PROMPT = Copy each line that contains the word "Temperature".

GIVEN DATA =
──────

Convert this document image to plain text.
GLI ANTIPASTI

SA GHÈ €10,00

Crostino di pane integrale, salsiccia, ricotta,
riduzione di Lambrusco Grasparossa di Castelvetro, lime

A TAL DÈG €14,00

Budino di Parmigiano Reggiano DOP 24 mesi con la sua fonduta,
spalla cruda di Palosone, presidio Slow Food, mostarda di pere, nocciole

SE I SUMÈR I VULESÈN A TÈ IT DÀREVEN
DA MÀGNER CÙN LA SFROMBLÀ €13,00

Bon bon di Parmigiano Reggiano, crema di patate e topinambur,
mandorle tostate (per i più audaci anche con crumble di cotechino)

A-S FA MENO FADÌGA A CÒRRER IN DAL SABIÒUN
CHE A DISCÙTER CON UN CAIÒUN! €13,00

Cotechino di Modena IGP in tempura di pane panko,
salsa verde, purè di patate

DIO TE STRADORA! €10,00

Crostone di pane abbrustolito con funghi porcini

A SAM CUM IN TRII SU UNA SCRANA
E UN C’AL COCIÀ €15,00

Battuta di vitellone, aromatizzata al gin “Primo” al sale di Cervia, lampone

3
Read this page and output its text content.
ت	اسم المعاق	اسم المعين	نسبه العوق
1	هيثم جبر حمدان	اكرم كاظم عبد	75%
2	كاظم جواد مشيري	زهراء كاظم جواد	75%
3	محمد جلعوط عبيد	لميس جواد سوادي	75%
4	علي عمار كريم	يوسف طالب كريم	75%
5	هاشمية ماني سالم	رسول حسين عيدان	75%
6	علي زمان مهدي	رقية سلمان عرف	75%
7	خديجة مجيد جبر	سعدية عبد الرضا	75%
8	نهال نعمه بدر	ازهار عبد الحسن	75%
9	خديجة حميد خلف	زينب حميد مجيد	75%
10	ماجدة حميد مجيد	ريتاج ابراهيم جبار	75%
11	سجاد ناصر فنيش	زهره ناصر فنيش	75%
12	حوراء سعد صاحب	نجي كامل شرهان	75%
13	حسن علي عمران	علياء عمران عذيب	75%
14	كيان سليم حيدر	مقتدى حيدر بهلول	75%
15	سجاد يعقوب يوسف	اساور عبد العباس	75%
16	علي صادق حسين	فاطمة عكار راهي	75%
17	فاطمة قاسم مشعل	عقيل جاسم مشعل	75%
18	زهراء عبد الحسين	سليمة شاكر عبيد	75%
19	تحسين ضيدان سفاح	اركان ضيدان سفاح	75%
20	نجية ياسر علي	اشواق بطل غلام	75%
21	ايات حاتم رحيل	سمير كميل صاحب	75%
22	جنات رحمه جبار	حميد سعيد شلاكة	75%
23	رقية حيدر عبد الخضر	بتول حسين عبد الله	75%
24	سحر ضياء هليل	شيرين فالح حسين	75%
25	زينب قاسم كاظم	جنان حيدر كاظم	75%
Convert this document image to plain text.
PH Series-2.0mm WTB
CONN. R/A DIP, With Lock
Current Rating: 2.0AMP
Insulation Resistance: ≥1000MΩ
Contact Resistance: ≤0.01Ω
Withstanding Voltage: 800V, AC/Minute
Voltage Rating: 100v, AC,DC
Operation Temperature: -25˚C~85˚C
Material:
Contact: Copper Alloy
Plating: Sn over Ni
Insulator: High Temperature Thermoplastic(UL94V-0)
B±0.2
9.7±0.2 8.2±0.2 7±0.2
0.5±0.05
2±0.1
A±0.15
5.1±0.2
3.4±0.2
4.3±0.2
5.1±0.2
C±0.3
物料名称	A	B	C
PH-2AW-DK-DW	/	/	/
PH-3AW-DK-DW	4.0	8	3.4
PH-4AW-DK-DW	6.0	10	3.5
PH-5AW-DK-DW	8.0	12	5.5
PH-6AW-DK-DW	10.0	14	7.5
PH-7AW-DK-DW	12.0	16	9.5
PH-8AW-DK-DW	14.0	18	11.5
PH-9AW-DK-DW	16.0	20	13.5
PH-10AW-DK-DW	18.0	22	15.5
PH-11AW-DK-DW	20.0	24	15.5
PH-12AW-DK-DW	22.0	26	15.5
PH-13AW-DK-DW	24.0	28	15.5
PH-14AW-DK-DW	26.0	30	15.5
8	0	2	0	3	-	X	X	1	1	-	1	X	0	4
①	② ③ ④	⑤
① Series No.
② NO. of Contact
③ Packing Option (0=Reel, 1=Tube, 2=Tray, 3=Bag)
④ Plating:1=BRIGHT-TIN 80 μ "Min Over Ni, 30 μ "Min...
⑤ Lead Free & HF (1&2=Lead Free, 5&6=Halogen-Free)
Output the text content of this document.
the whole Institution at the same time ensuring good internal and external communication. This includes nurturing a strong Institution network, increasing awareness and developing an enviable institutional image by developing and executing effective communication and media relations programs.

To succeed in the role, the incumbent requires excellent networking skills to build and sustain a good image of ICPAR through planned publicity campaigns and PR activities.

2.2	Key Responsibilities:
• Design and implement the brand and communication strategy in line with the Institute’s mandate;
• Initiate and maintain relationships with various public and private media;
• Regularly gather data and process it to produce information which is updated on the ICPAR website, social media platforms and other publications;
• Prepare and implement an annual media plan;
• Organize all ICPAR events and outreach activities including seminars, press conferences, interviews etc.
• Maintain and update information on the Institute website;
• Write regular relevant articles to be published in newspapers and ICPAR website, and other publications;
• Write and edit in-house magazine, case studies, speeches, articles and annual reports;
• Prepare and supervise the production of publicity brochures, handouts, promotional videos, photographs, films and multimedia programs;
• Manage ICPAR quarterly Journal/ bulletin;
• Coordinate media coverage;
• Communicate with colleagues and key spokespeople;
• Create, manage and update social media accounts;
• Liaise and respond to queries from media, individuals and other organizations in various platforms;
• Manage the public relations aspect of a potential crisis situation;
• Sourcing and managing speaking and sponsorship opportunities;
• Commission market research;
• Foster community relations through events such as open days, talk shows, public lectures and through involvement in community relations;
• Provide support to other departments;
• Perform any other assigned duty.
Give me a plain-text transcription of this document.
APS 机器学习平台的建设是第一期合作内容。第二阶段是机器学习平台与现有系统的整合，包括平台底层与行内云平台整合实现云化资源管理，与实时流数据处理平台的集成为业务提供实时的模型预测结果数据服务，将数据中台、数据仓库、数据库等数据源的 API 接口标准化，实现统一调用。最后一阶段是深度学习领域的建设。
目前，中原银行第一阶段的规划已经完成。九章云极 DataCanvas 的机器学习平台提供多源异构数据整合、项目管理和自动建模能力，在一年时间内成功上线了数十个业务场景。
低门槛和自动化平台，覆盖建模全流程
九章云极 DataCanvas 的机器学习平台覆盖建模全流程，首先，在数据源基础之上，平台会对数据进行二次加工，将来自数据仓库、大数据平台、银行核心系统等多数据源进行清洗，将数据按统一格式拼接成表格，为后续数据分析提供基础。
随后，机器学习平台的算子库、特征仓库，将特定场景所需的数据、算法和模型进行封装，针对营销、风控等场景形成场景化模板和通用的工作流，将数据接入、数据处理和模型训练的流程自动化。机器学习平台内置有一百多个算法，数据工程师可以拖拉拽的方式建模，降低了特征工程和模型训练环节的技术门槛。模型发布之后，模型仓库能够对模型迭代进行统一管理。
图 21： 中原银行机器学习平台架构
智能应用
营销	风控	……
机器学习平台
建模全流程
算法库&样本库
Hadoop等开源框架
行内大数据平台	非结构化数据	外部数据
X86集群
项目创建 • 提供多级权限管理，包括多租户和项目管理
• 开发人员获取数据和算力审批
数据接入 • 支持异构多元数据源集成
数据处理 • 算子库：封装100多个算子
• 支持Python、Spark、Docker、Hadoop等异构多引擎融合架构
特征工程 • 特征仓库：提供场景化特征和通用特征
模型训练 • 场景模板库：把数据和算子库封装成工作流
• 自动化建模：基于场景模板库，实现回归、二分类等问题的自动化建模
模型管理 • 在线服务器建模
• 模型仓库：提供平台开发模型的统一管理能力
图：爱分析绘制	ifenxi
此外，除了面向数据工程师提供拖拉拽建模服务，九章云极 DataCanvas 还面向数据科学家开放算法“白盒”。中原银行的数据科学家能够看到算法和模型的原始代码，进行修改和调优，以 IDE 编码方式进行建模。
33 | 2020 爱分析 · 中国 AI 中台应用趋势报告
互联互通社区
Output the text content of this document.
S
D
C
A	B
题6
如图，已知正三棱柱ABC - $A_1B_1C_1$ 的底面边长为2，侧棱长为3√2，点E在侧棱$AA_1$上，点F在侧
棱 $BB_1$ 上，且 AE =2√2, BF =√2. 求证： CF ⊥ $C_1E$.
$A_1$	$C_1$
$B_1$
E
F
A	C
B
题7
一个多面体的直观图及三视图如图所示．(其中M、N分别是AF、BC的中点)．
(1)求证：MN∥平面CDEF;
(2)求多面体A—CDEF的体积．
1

──────

EXERCISE SOLUTION =
Operation Temperature: -25˚C~85˚C
Insulator: High Temperature Thermoplastic(UL94V-0)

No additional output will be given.